* THE REQUEST
Your task is to transcribe all of the records exactly and leave out the pictures.

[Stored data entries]
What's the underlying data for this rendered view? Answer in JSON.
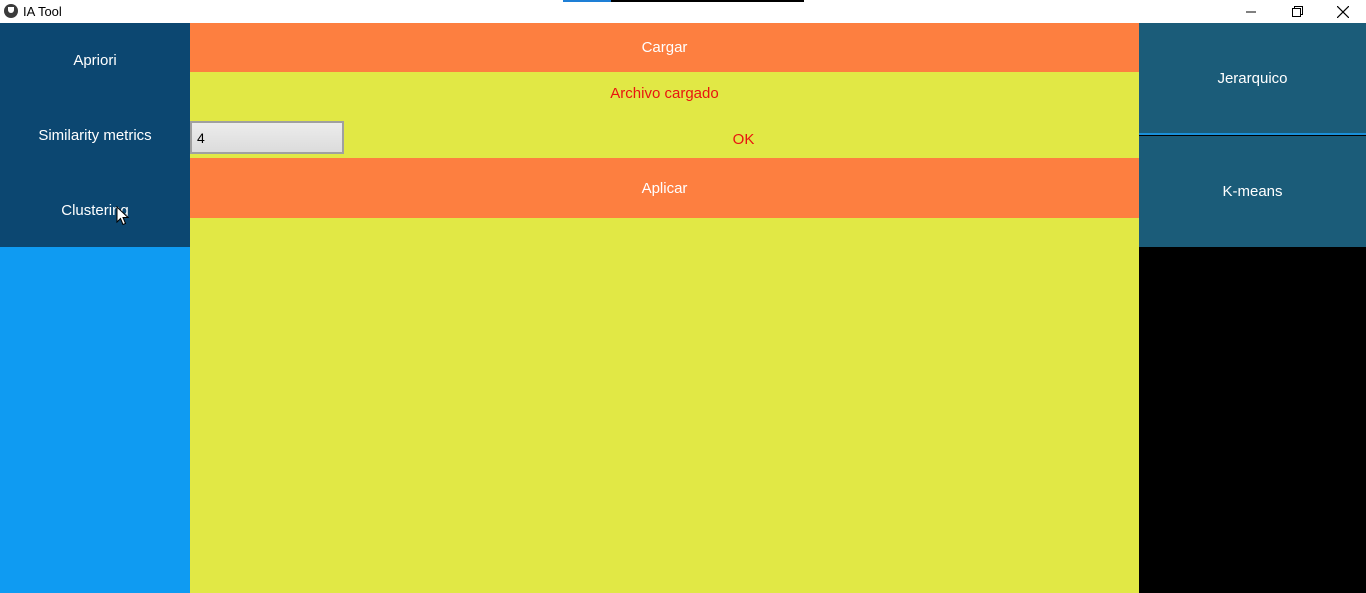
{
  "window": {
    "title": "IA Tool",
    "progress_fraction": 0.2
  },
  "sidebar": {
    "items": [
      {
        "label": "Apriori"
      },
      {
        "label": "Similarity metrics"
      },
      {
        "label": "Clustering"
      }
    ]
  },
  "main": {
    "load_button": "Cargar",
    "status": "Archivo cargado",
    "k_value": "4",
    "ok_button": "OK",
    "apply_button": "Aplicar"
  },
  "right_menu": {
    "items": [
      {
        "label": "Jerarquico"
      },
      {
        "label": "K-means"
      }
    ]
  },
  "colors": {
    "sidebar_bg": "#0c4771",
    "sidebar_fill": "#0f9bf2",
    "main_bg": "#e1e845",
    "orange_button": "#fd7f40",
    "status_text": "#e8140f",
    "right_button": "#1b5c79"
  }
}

* THE SOLUTION
What's the underlying data for this rendered view? Answer in JSON.
{
  "window": {
    "title": "IA Tool",
    "progress_fraction": 0.2
  },
  "sidebar": {
    "items": [
      {
        "label": "Apriori"
      },
      {
        "label": "Similarity metrics"
      },
      {
        "label": "Clustering"
      }
    ]
  },
  "main": {
    "load_button": "Cargar",
    "status": "Archivo cargado",
    "k_value": "4",
    "ok_button": "OK",
    "apply_button": "Aplicar"
  },
  "right_menu": {
    "items": [
      {
        "label": "Jerarquico"
      },
      {
        "label": "K-means"
      }
    ]
  },
  "colors": {
    "sidebar_bg": "#0c4771",
    "sidebar_fill": "#0f9bf2",
    "main_bg": "#e1e845",
    "orange_button": "#fd7f40",
    "status_text": "#e8140f",
    "right_button": "#1b5c79"
  }
}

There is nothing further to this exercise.